Provided data →
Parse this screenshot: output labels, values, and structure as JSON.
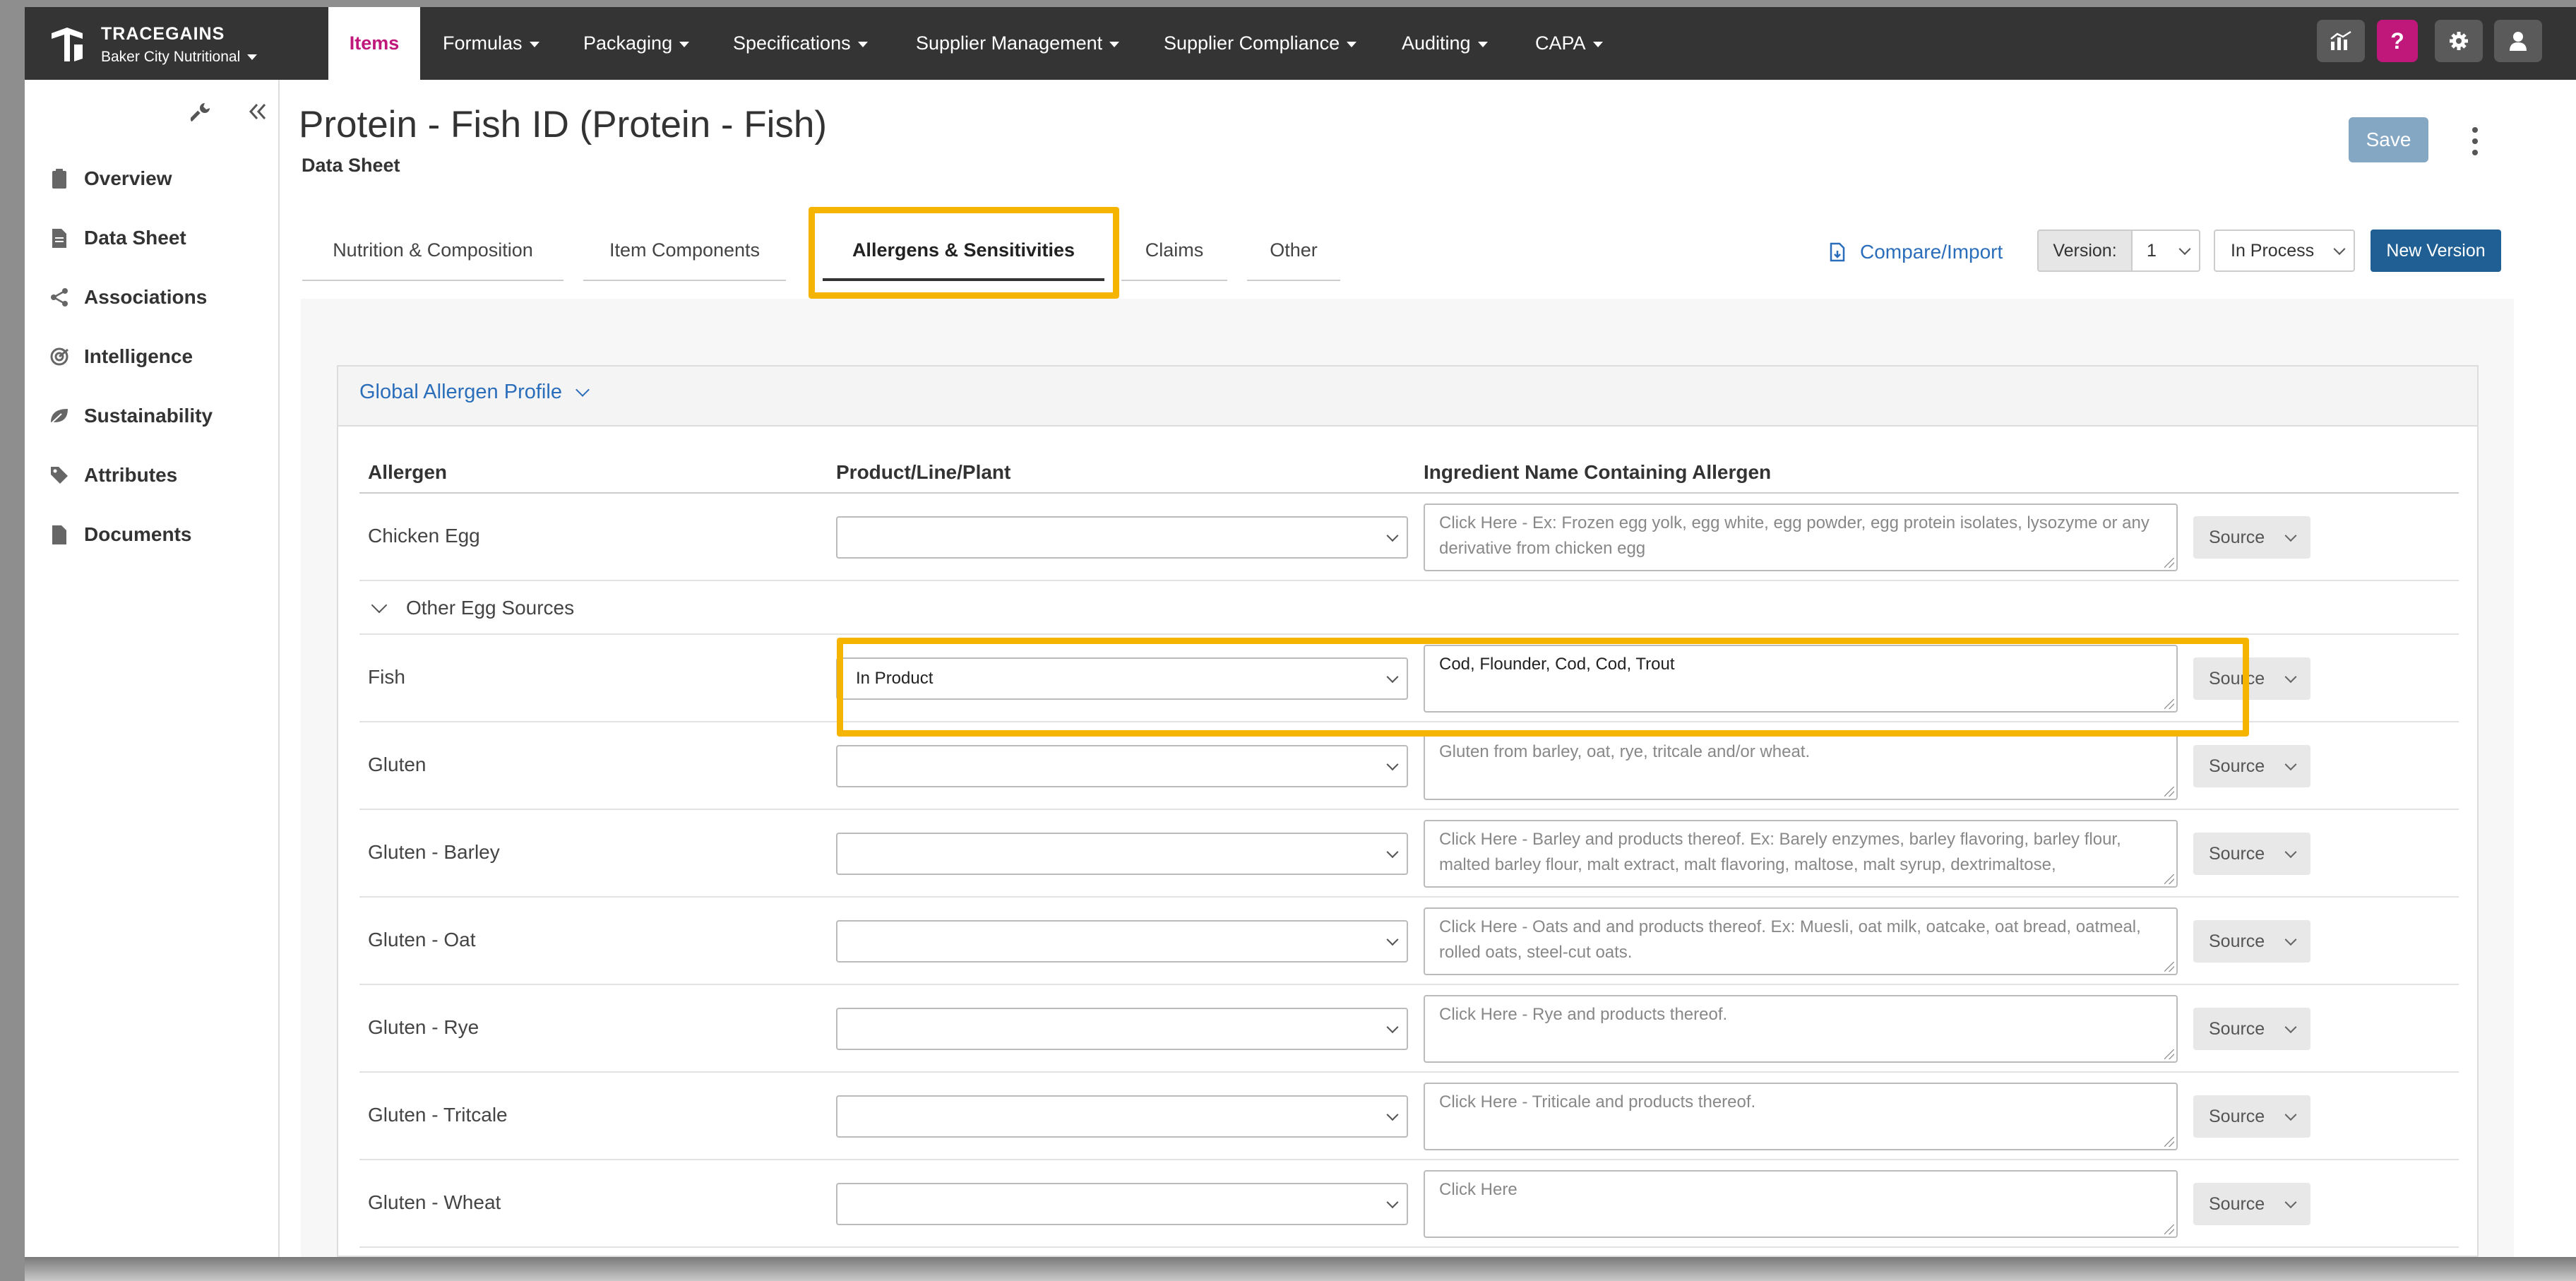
{
  "brand": {
    "name": "TRACEGAINS",
    "org": "Baker City Nutritional"
  },
  "nav": [
    {
      "label": "Items",
      "active": true
    },
    {
      "label": "Formulas"
    },
    {
      "label": "Packaging"
    },
    {
      "label": "Specifications"
    },
    {
      "label": "Supplier Management"
    },
    {
      "label": "Supplier Compliance"
    },
    {
      "label": "Auditing"
    },
    {
      "label": "CAPA"
    }
  ],
  "toolbar_icons": [
    "analytics-icon",
    "help-icon",
    "gear-icon",
    "user-icon"
  ],
  "help_glyph": "?",
  "sidebar": {
    "items": [
      {
        "label": "Overview",
        "icon": "clipboard-icon"
      },
      {
        "label": "Data Sheet",
        "icon": "document-icon"
      },
      {
        "label": "Associations",
        "icon": "share-icon"
      },
      {
        "label": "Intelligence",
        "icon": "radar-icon"
      },
      {
        "label": "Sustainability",
        "icon": "leaf-icon"
      },
      {
        "label": "Attributes",
        "icon": "tag-icon"
      },
      {
        "label": "Documents",
        "icon": "file-icon"
      }
    ]
  },
  "header": {
    "title": "Protein - Fish ID (Protein - Fish)",
    "subtitle": "Data Sheet",
    "save_label": "Save"
  },
  "tabs": [
    {
      "label": "Nutrition & Composition"
    },
    {
      "label": "Item Components"
    },
    {
      "label": "Allergens & Sensitivities",
      "active": true
    },
    {
      "label": "Claims"
    },
    {
      "label": "Other"
    }
  ],
  "actions": {
    "compare_label": "Compare/Import",
    "version_label": "Version:",
    "version_value": "1",
    "status_value": "In Process",
    "new_version_label": "New Version"
  },
  "profile": {
    "title": "Global Allergen Profile",
    "columns": {
      "allergen": "Allergen",
      "plant": "Product/Line/Plant",
      "ingredient": "Ingredient Name Containing Allergen"
    },
    "source_label": "Source",
    "rows": [
      {
        "allergen": "Chicken Egg",
        "plant": "",
        "placeholder": "Click Here - Ex: Frozen egg yolk, egg white, egg powder, egg protein isolates, lysozyme or any derivative from chicken egg",
        "value": ""
      },
      {
        "allergen": "Other Egg Sources",
        "subgroup": true
      },
      {
        "allergen": "Fish",
        "plant": "In Product",
        "placeholder": "",
        "value": "Cod, Flounder, Cod, Cod, Trout"
      },
      {
        "allergen": "Gluten",
        "plant": "",
        "placeholder": "Gluten from barley, oat, rye, tritcale and/or wheat.",
        "value": ""
      },
      {
        "allergen": "Gluten - Barley",
        "plant": "",
        "placeholder": "Click Here - Barley and products thereof. Ex: Barely enzymes, barley flavoring, barley flour, malted barley flour, malt extract, malt flavoring, maltose, malt syrup, dextrimaltose,",
        "value": ""
      },
      {
        "allergen": "Gluten - Oat",
        "plant": "",
        "placeholder": "Click Here - Oats and and products thereof. Ex: Muesli, oat milk, oatcake, oat bread, oatmeal, rolled oats, steel-cut oats.",
        "value": ""
      },
      {
        "allergen": "Gluten - Rye",
        "plant": "",
        "placeholder": "Click Here - Rye and products thereof.",
        "value": ""
      },
      {
        "allergen": "Gluten - Tritcale",
        "plant": "",
        "placeholder": "Click Here - Triticale and products thereof.",
        "value": ""
      },
      {
        "allergen": "Gluten - Wheat",
        "plant": "",
        "placeholder": "Click Here",
        "value": ""
      }
    ]
  },
  "colors": {
    "nav_bg": "#343434",
    "active_nav": "#c0177a",
    "highlight": "#f4b400",
    "link": "#2a6ebb",
    "primary": "#1f5f94",
    "save_disabled": "#84a7c4"
  }
}
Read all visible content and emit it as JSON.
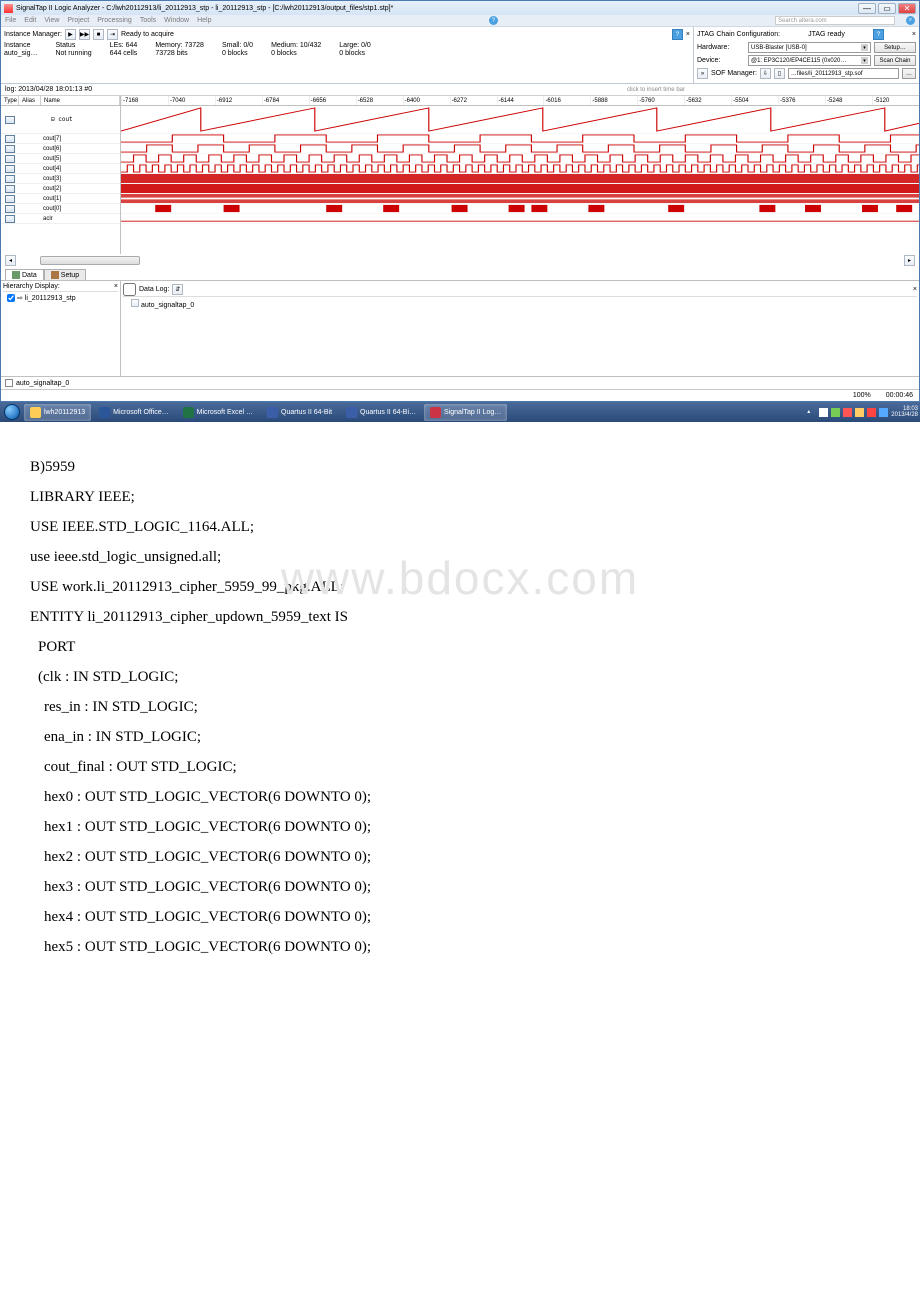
{
  "title_bar": "SignalTap II Logic Analyzer - C:/lwh20112913/li_20112913_stp - li_20112913_stp - [C:/lwh20112913/output_files/stp1.stp]*",
  "menu": [
    "File",
    "Edit",
    "View",
    "Project",
    "Processing",
    "Tools",
    "Window",
    "Help"
  ],
  "search_placeholder": "Search altera.com",
  "instance_manager": {
    "label": "Instance Manager:",
    "ready": "Ready to acquire",
    "cols": [
      "Instance",
      "Status",
      "LEs: 644",
      "Memory: 73728",
      "Small: 0/0",
      "Medium: 10/432",
      "Large: 0/0"
    ],
    "row": [
      "auto_sig…",
      "Not running",
      "644 cells",
      "73728 bits",
      "0 blocks",
      "0 blocks",
      "0 blocks"
    ]
  },
  "jtag": {
    "header": "JTAG Chain Configuration:",
    "status": "JTAG ready",
    "hardware_label": "Hardware:",
    "hardware_value": "USB-Blaster [USB-0]",
    "setup_btn": "Setup…",
    "device_label": "Device:",
    "device_value": "@1: EP3C120/EP4CE115 (0x020…",
    "scan_btn": "Scan Chain",
    "sof_label": "SOF Manager:",
    "sof_value": "…files/li_20112913_stp.sof"
  },
  "log_label": "log: 2013/04/28 18:01:13  #0",
  "insert_hint": "click to insert time bar",
  "signal_headers": {
    "type": "Type",
    "alias": "Alias",
    "name": "Name"
  },
  "signals": {
    "group": "⊟ cout",
    "bits": [
      "cout[7]",
      "cout[6]",
      "cout[5]",
      "cout[4]",
      "cout[3]",
      "cout[2]",
      "cout[1]",
      "cout[0]"
    ],
    "last": "aclr"
  },
  "ruler": [
    "-7168",
    "-7040",
    "-6912",
    "-6784",
    "-6656",
    "-6528",
    "-6400",
    "-6272",
    "-6144",
    "-6016",
    "-5888",
    "-5760",
    "-5632",
    "-5504",
    "-5376",
    "-5248",
    "-5120"
  ],
  "tabs": {
    "data": "Data",
    "setup": "Setup"
  },
  "hierarchy": {
    "title": "Hierarchy Display:",
    "item": "li_20112913_stp"
  },
  "data_log": {
    "title": "Data Log:",
    "item": "auto_signaltap_0"
  },
  "bottom_tab": "auto_signaltap_0",
  "status": {
    "zoom": "100%",
    "time": "00:00:46"
  },
  "taskbar": {
    "items": [
      "lwh20112913",
      "Microsoft Office…",
      "Microsoft Excel …",
      "Quartus II 64-Bit",
      "Quartus II 64-Bi…",
      "SignalTap II Log…"
    ],
    "clock_time": "18:03",
    "clock_date": "2013/4/28"
  },
  "watermark": "www.bdocx.com",
  "code": [
    "B)5959",
    "LIBRARY IEEE;",
    "USE IEEE.STD_LOGIC_1164.ALL;",
    "use ieee.std_logic_unsigned.all;",
    "USE work.li_20112913_cipher_5959_99_pkg.ALL;",
    "ENTITY li_20112913_cipher_updown_5959_text IS",
    " PORT",
    " (clk : IN STD_LOGIC;",
    "  res_in : IN STD_LOGIC;",
    "  ena_in : IN STD_LOGIC;",
    "  cout_final : OUT STD_LOGIC;",
    "  hex0 : OUT STD_LOGIC_VECTOR(6 DOWNTO 0);",
    "  hex1 : OUT STD_LOGIC_VECTOR(6 DOWNTO 0);",
    "  hex2 : OUT STD_LOGIC_VECTOR(6 DOWNTO 0);",
    "  hex3 : OUT STD_LOGIC_VECTOR(6 DOWNTO 0);",
    "  hex4 : OUT STD_LOGIC_VECTOR(6 DOWNTO 0);",
    "  hex5 : OUT STD_LOGIC_VECTOR(6 DOWNTO 0);"
  ]
}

Required action → From the first line to the last, reproduce the listing above exactly, leaving the pictures out.

Exercise answer →
Parse this screenshot: output labels, values, and structure as JSON.
{
  "brand": {
    "name": "TRACEGAINS",
    "org": "Baker City Nutritional"
  },
  "nav": [
    {
      "label": "Items",
      "active": true
    },
    {
      "label": "Formulas"
    },
    {
      "label": "Packaging"
    },
    {
      "label": "Specifications"
    },
    {
      "label": "Supplier Management"
    },
    {
      "label": "Supplier Compliance"
    },
    {
      "label": "Auditing"
    },
    {
      "label": "CAPA"
    }
  ],
  "toolbar_icons": [
    "analytics-icon",
    "help-icon",
    "gear-icon",
    "user-icon"
  ],
  "help_glyph": "?",
  "sidebar": {
    "items": [
      {
        "label": "Overview",
        "icon": "clipboard-icon"
      },
      {
        "label": "Data Sheet",
        "icon": "document-icon"
      },
      {
        "label": "Associations",
        "icon": "share-icon"
      },
      {
        "label": "Intelligence",
        "icon": "radar-icon"
      },
      {
        "label": "Sustainability",
        "icon": "leaf-icon"
      },
      {
        "label": "Attributes",
        "icon": "tag-icon"
      },
      {
        "label": "Documents",
        "icon": "file-icon"
      }
    ]
  },
  "header": {
    "title": "Protein - Fish ID (Protein - Fish)",
    "subtitle": "Data Sheet",
    "save_label": "Save"
  },
  "tabs": [
    {
      "label": "Nutrition & Composition"
    },
    {
      "label": "Item Components"
    },
    {
      "label": "Allergens & Sensitivities",
      "active": true
    },
    {
      "label": "Claims"
    },
    {
      "label": "Other"
    }
  ],
  "actions": {
    "compare_label": "Compare/Import",
    "version_label": "Version:",
    "version_value": "1",
    "status_value": "In Process",
    "new_version_label": "New Version"
  },
  "profile": {
    "title": "Global Allergen Profile",
    "columns": {
      "allergen": "Allergen",
      "plant": "Product/Line/Plant",
      "ingredient": "Ingredient Name Containing Allergen"
    },
    "source_label": "Source",
    "rows": [
      {
        "allergen": "Chicken Egg",
        "plant": "",
        "placeholder": "Click Here - Ex: Frozen egg yolk, egg white, egg powder, egg protein isolates, lysozyme or any derivative from chicken egg",
        "value": ""
      },
      {
        "allergen": "Other Egg Sources",
        "subgroup": true
      },
      {
        "allergen": "Fish",
        "plant": "In Product",
        "placeholder": "",
        "value": "Cod, Flounder, Cod, Cod, Trout"
      },
      {
        "allergen": "Gluten",
        "plant": "",
        "placeholder": "Gluten from barley, oat, rye, tritcale and/or wheat.",
        "value": ""
      },
      {
        "allergen": "Gluten - Barley",
        "plant": "",
        "placeholder": "Click Here - Barley and products thereof. Ex: Barely enzymes, barley flavoring, barley flour, malted barley flour, malt extract, malt flavoring, maltose, malt syrup, dextrimaltose,",
        "value": ""
      },
      {
        "allergen": "Gluten - Oat",
        "plant": "",
        "placeholder": "Click Here - Oats and and products thereof. Ex: Muesli, oat milk, oatcake, oat bread, oatmeal, rolled oats, steel-cut oats.",
        "value": ""
      },
      {
        "allergen": "Gluten - Rye",
        "plant": "",
        "placeholder": "Click Here - Rye and products thereof.",
        "value": ""
      },
      {
        "allergen": "Gluten - Tritcale",
        "plant": "",
        "placeholder": "Click Here - Triticale and products thereof.",
        "value": ""
      },
      {
        "allergen": "Gluten - Wheat",
        "plant": "",
        "placeholder": "Click Here",
        "value": ""
      }
    ]
  },
  "colors": {
    "nav_bg": "#343434",
    "active_nav": "#c0177a",
    "highlight": "#f4b400",
    "link": "#2a6ebb",
    "primary": "#1f5f94",
    "save_disabled": "#84a7c4"
  }
}
Read all visible content and emit it as JSON.
{
  "title_bar": "SignalTap II Logic Analyzer - C:/lwh20112913/li_20112913_stp - li_20112913_stp - [C:/lwh20112913/output_files/stp1.stp]*",
  "menu": [
    "File",
    "Edit",
    "View",
    "Project",
    "Processing",
    "Tools",
    "Window",
    "Help"
  ],
  "search_placeholder": "Search altera.com",
  "instance_manager": {
    "label": "Instance Manager:",
    "ready": "Ready to acquire",
    "cols": [
      "Instance",
      "Status",
      "LEs: 644",
      "Memory: 73728",
      "Small: 0/0",
      "Medium: 10/432",
      "Large: 0/0"
    ],
    "row": [
      "auto_sig…",
      "Not running",
      "644 cells",
      "73728 bits",
      "0 blocks",
      "0 blocks",
      "0 blocks"
    ]
  },
  "jtag": {
    "header": "JTAG Chain Configuration:",
    "status": "JTAG ready",
    "hardware_label": "Hardware:",
    "hardware_value": "USB-Blaster [USB-0]",
    "setup_btn": "Setup…",
    "device_label": "Device:",
    "device_value": "@1: EP3C120/EP4CE115 (0x020…",
    "scan_btn": "Scan Chain",
    "sof_label": "SOF Manager:",
    "sof_value": "…files/li_20112913_stp.sof"
  },
  "log_label": "log: 2013/04/28 18:01:13  #0",
  "insert_hint": "click to insert time bar",
  "signal_headers": {
    "type": "Type",
    "alias": "Alias",
    "name": "Name"
  },
  "signals": {
    "group": "⊟ cout",
    "bits": [
      "cout[7]",
      "cout[6]",
      "cout[5]",
      "cout[4]",
      "cout[3]",
      "cout[2]",
      "cout[1]",
      "cout[0]"
    ],
    "last": "aclr"
  },
  "ruler": [
    "-7168",
    "-7040",
    "-6912",
    "-6784",
    "-6656",
    "-6528",
    "-6400",
    "-6272",
    "-6144",
    "-6016",
    "-5888",
    "-5760",
    "-5632",
    "-5504",
    "-5376",
    "-5248",
    "-5120"
  ],
  "tabs": {
    "data": "Data",
    "setup": "Setup"
  },
  "hierarchy": {
    "title": "Hierarchy Display:",
    "item": "li_20112913_stp"
  },
  "data_log": {
    "title": "Data Log:",
    "item": "auto_signaltap_0"
  },
  "bottom_tab": "auto_signaltap_0",
  "status": {
    "zoom": "100%",
    "time": "00:00:46"
  },
  "taskbar": {
    "items": [
      "lwh20112913",
      "Microsoft Office…",
      "Microsoft Excel …",
      "Quartus II 64-Bit",
      "Quartus II 64-Bi…",
      "SignalTap II Log…"
    ],
    "clock_time": "18:03",
    "clock_date": "2013/4/28"
  },
  "watermark": "www.bdocx.com",
  "code": [
    "B)5959",
    "LIBRARY IEEE;",
    "USE IEEE.STD_LOGIC_1164.ALL;",
    "use ieee.std_logic_unsigned.all;",
    "USE work.li_20112913_cipher_5959_99_pkg.ALL;",
    "ENTITY li_20112913_cipher_updown_5959_text IS",
    " PORT",
    " (clk : IN STD_LOGIC;",
    "  res_in : IN STD_LOGIC;",
    "  ena_in : IN STD_LOGIC;",
    "  cout_final : OUT STD_LOGIC;",
    "  hex0 : OUT STD_LOGIC_VECTOR(6 DOWNTO 0);",
    "  hex1 : OUT STD_LOGIC_VECTOR(6 DOWNTO 0);",
    "  hex2 : OUT STD_LOGIC_VECTOR(6 DOWNTO 0);",
    "  hex3 : OUT STD_LOGIC_VECTOR(6 DOWNTO 0);",
    "  hex4 : OUT STD_LOGIC_VECTOR(6 DOWNTO 0);",
    "  hex5 : OUT STD_LOGIC_VECTOR(6 DOWNTO 0);"
  ]
}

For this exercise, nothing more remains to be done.